* RECORDS SHOWN *
┄┄┄┄┄┄┄┄┄┄┄┄┄┄┄┄┄┄┄┄
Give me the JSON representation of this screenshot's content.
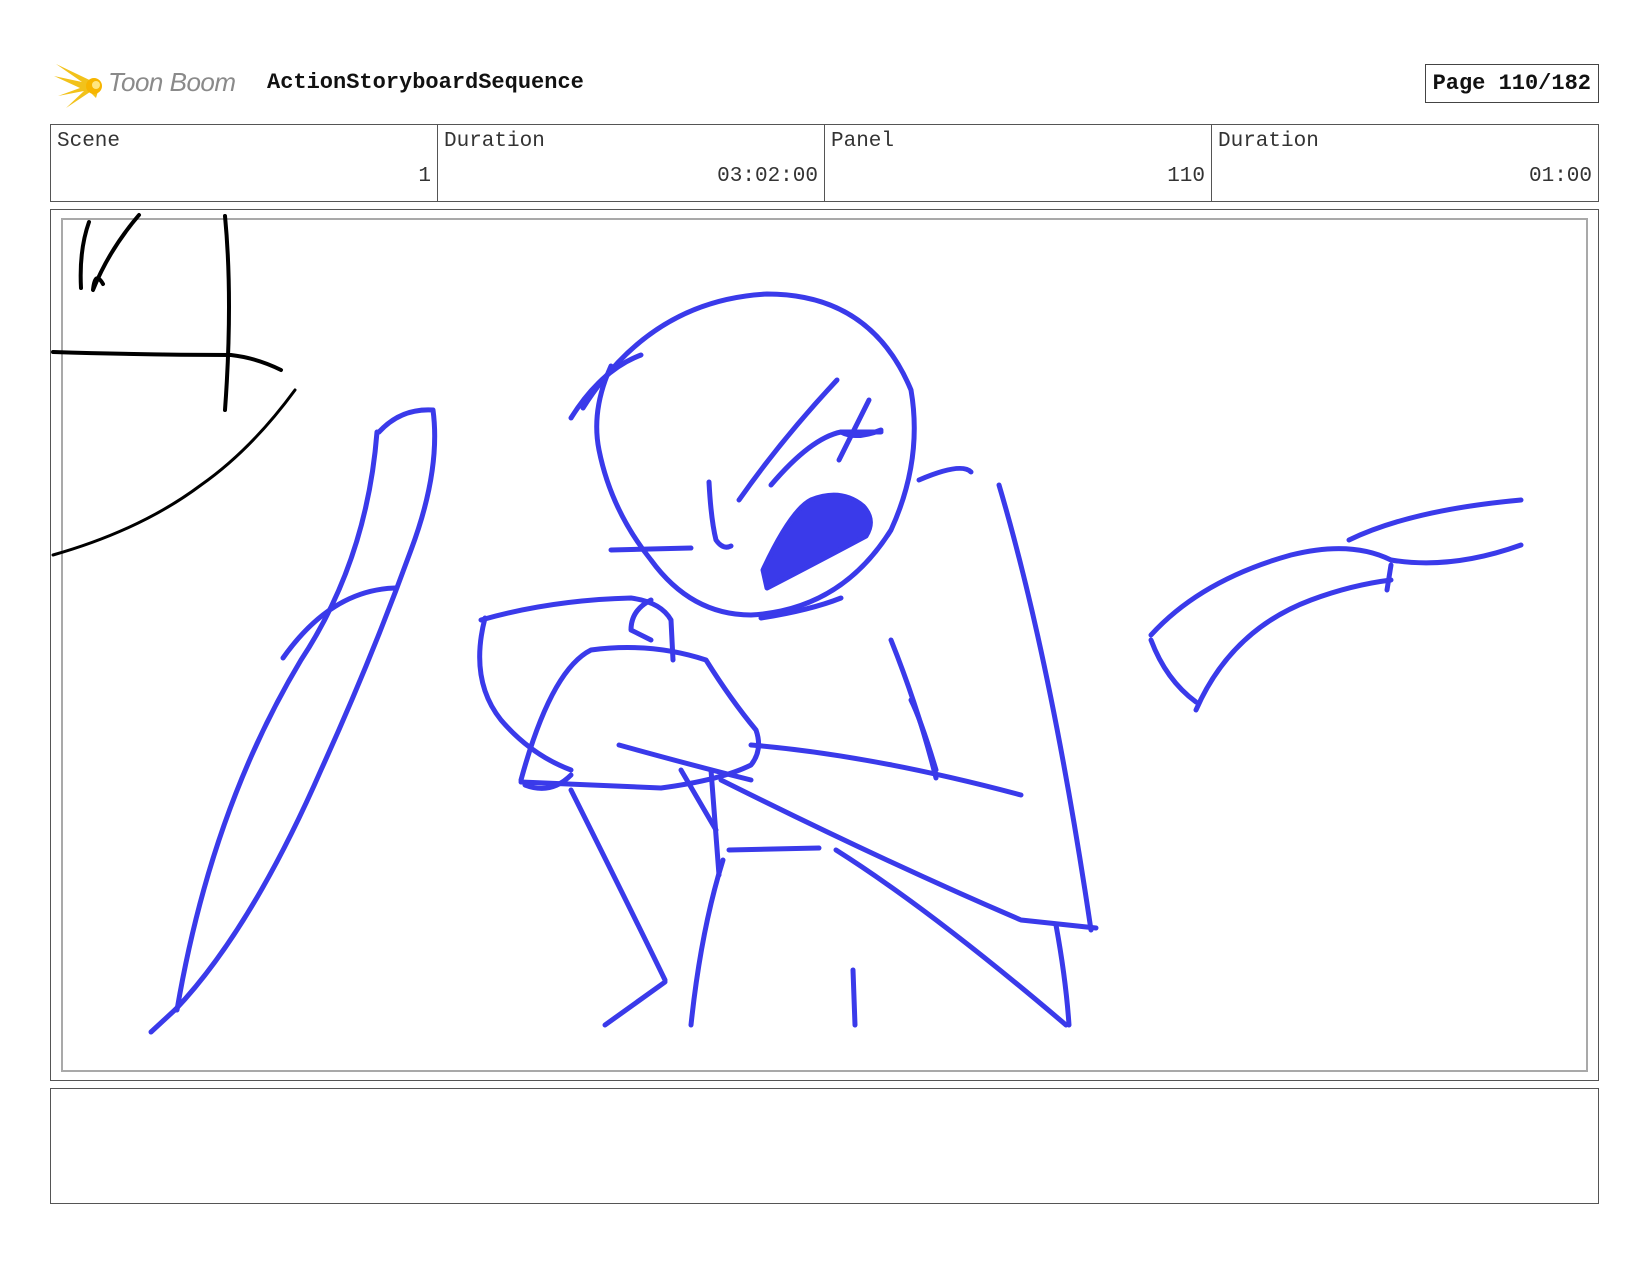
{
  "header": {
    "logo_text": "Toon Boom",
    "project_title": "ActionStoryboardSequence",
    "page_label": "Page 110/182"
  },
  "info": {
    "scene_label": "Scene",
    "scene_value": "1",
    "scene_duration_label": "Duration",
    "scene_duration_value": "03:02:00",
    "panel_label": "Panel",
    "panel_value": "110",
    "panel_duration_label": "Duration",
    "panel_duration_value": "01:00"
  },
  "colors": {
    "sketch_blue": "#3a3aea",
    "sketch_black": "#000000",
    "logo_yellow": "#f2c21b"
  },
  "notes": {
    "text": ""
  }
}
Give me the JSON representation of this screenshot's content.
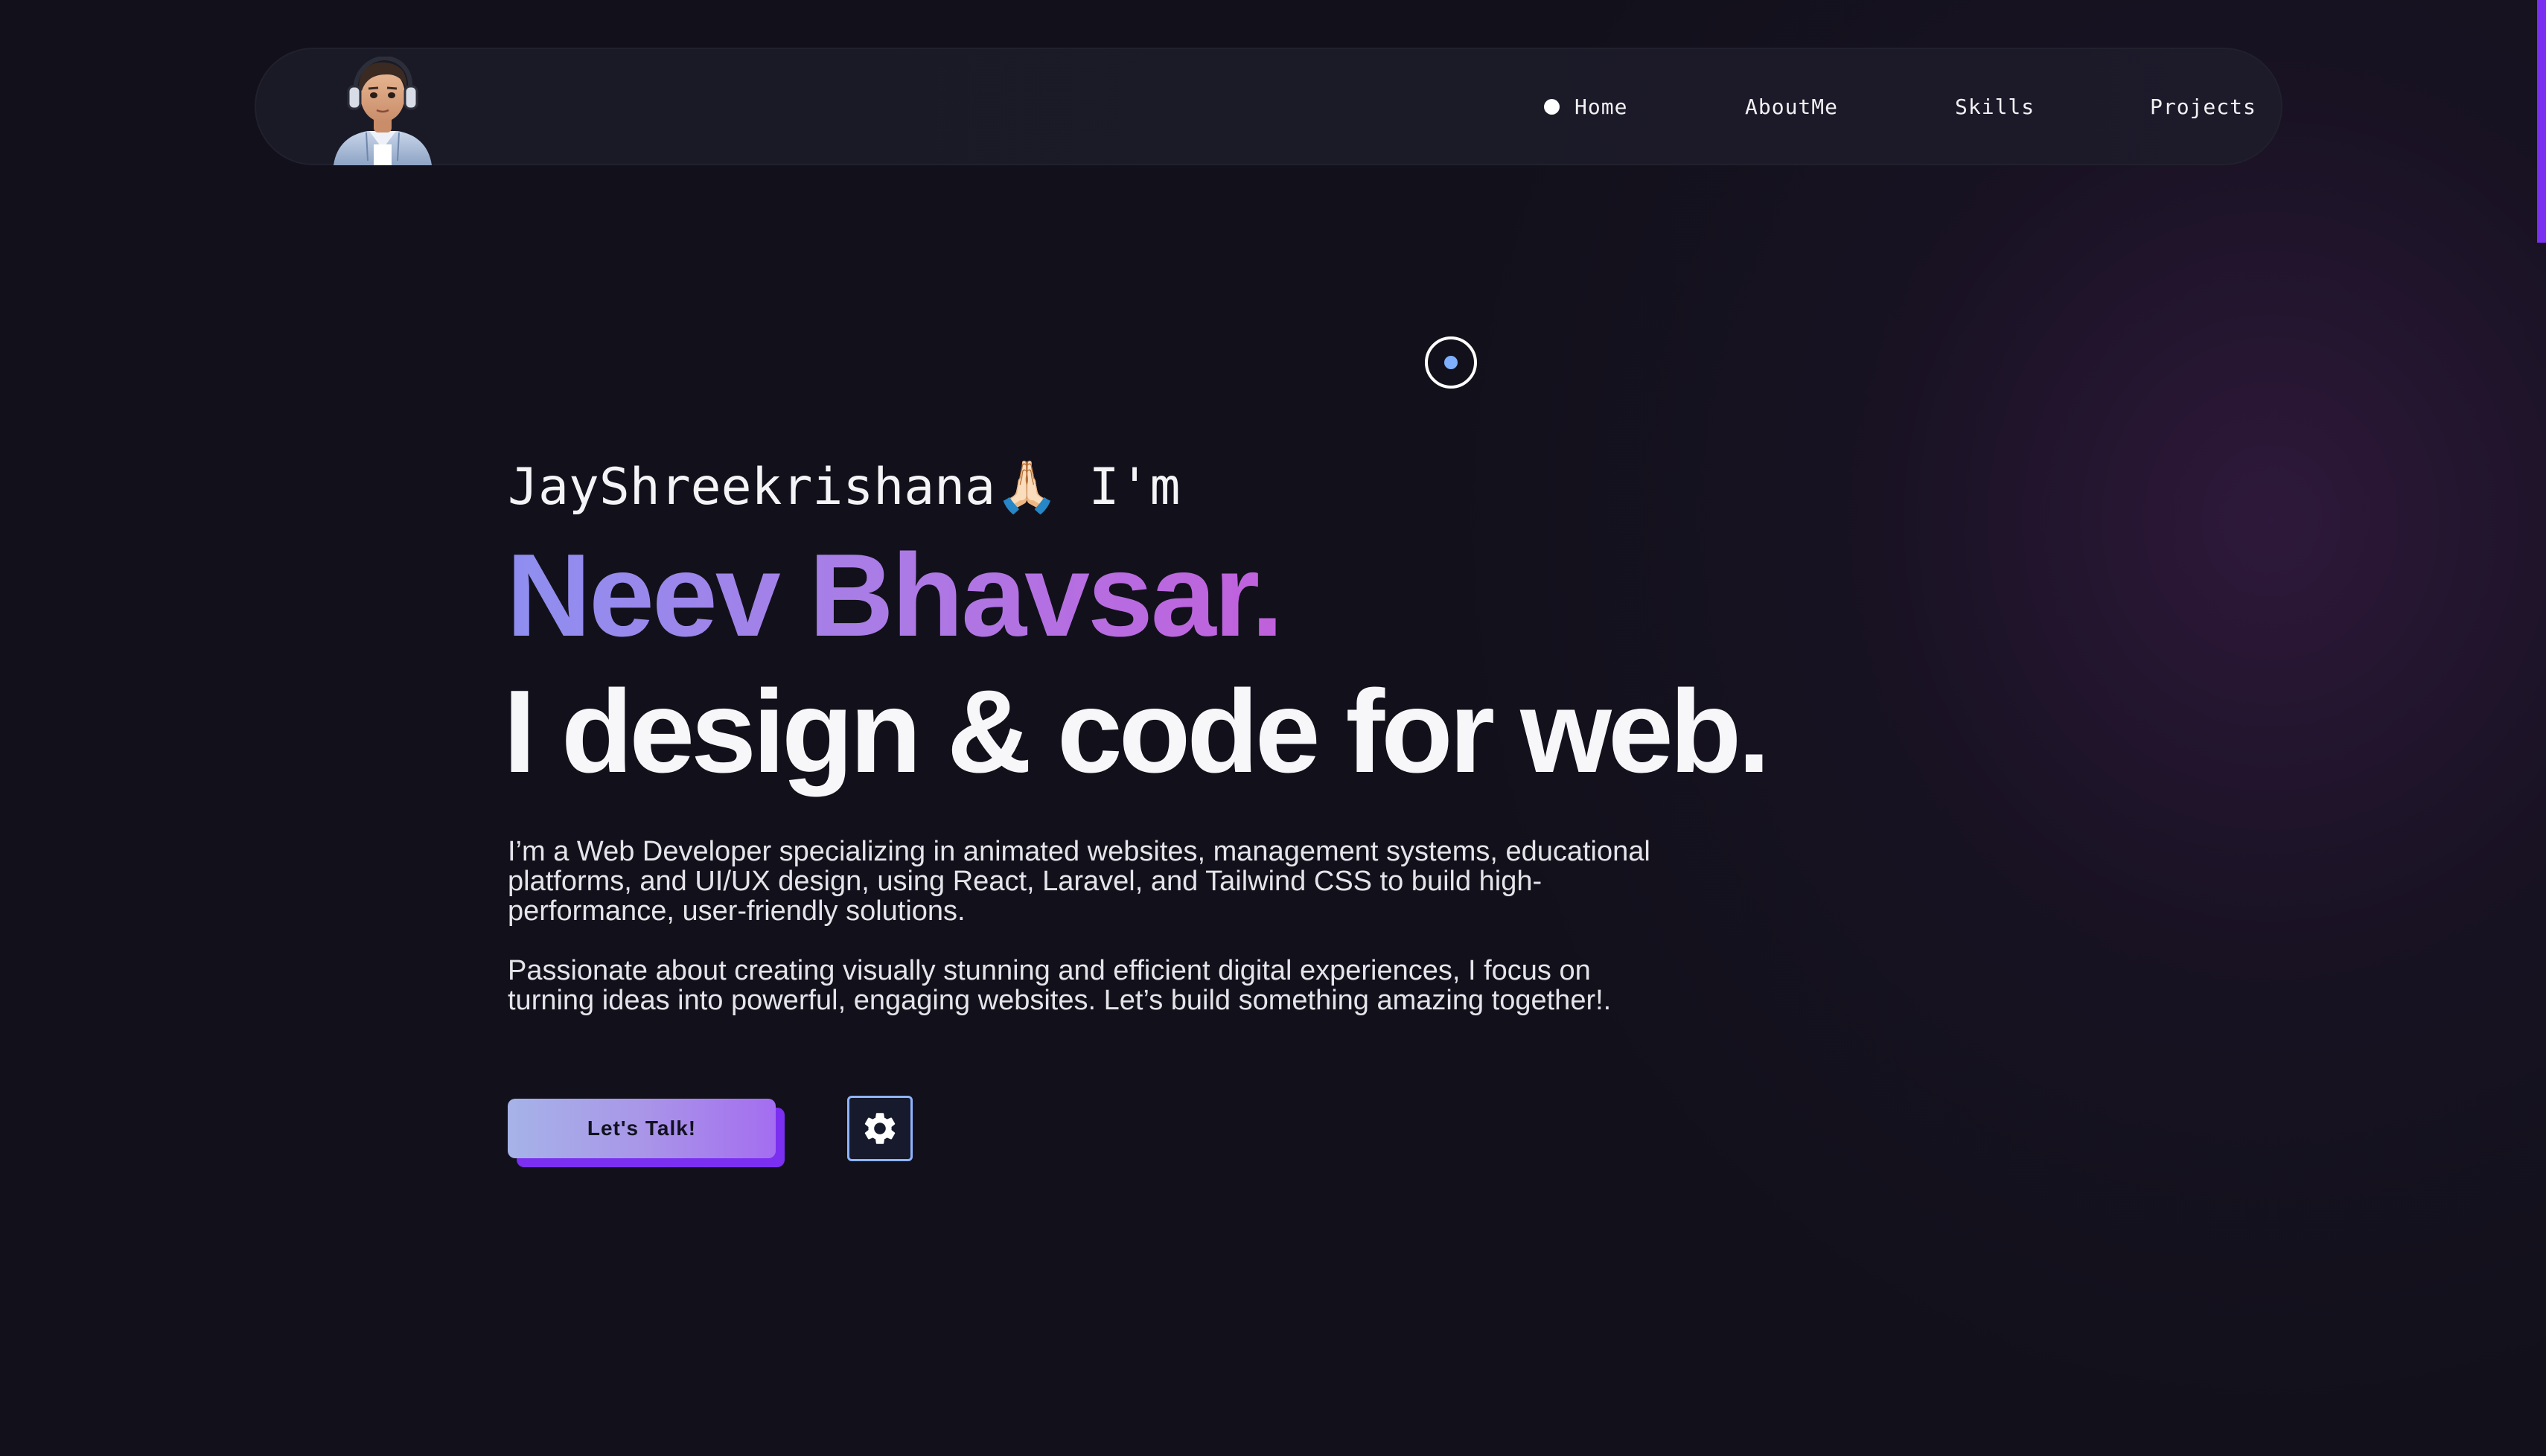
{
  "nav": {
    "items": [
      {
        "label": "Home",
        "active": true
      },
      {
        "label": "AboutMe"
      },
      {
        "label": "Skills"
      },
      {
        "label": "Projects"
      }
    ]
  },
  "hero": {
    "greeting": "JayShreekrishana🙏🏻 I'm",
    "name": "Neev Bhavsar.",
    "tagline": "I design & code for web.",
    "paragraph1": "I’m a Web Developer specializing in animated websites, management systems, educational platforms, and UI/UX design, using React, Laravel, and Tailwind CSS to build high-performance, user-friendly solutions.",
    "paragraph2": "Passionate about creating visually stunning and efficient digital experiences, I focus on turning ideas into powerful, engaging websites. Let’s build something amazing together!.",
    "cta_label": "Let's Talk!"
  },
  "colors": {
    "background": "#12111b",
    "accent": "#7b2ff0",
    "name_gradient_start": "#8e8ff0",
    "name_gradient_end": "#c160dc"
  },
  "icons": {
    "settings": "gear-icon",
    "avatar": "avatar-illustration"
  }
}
┄┄┄┄┄┄┄┄┄┄┄┄┄┄┄┄┄┄┄┄
* SET TASK *
Make a word-for-word copy of the entries, without any pictures.

* WRITTEN SOLUTION *
Give me the JSON representation of this screenshot's content.
{
  "header": {
    "logo_text": "Toon Boom",
    "project_title": "ActionStoryboardSequence",
    "page_label": "Page 110/182"
  },
  "info": {
    "scene_label": "Scene",
    "scene_value": "1",
    "scene_duration_label": "Duration",
    "scene_duration_value": "03:02:00",
    "panel_label": "Panel",
    "panel_value": "110",
    "panel_duration_label": "Duration",
    "panel_duration_value": "01:00"
  },
  "colors": {
    "sketch_blue": "#3a3aea",
    "sketch_black": "#000000",
    "logo_yellow": "#f2c21b"
  },
  "notes": {
    "text": ""
  }
}
Give me the JSON representation of this screenshot's content.
{
  "nav": {
    "items": [
      {
        "label": "Home",
        "active": true
      },
      {
        "label": "AboutMe"
      },
      {
        "label": "Skills"
      },
      {
        "label": "Projects"
      }
    ]
  },
  "hero": {
    "greeting": "JayShreekrishana🙏🏻 I'm",
    "name": "Neev Bhavsar.",
    "tagline": "I design & code for web.",
    "paragraph1": "I’m a Web Developer specializing in animated websites, management systems, educational platforms, and UI/UX design, using React, Laravel, and Tailwind CSS to build high-performance, user-friendly solutions.",
    "paragraph2": "Passionate about creating visually stunning and efficient digital experiences, I focus on turning ideas into powerful, engaging websites. Let’s build something amazing together!.",
    "cta_label": "Let's Talk!"
  },
  "colors": {
    "background": "#12111b",
    "accent": "#7b2ff0",
    "name_gradient_start": "#8e8ff0",
    "name_gradient_end": "#c160dc"
  },
  "icons": {
    "settings": "gear-icon",
    "avatar": "avatar-illustration"
  }
}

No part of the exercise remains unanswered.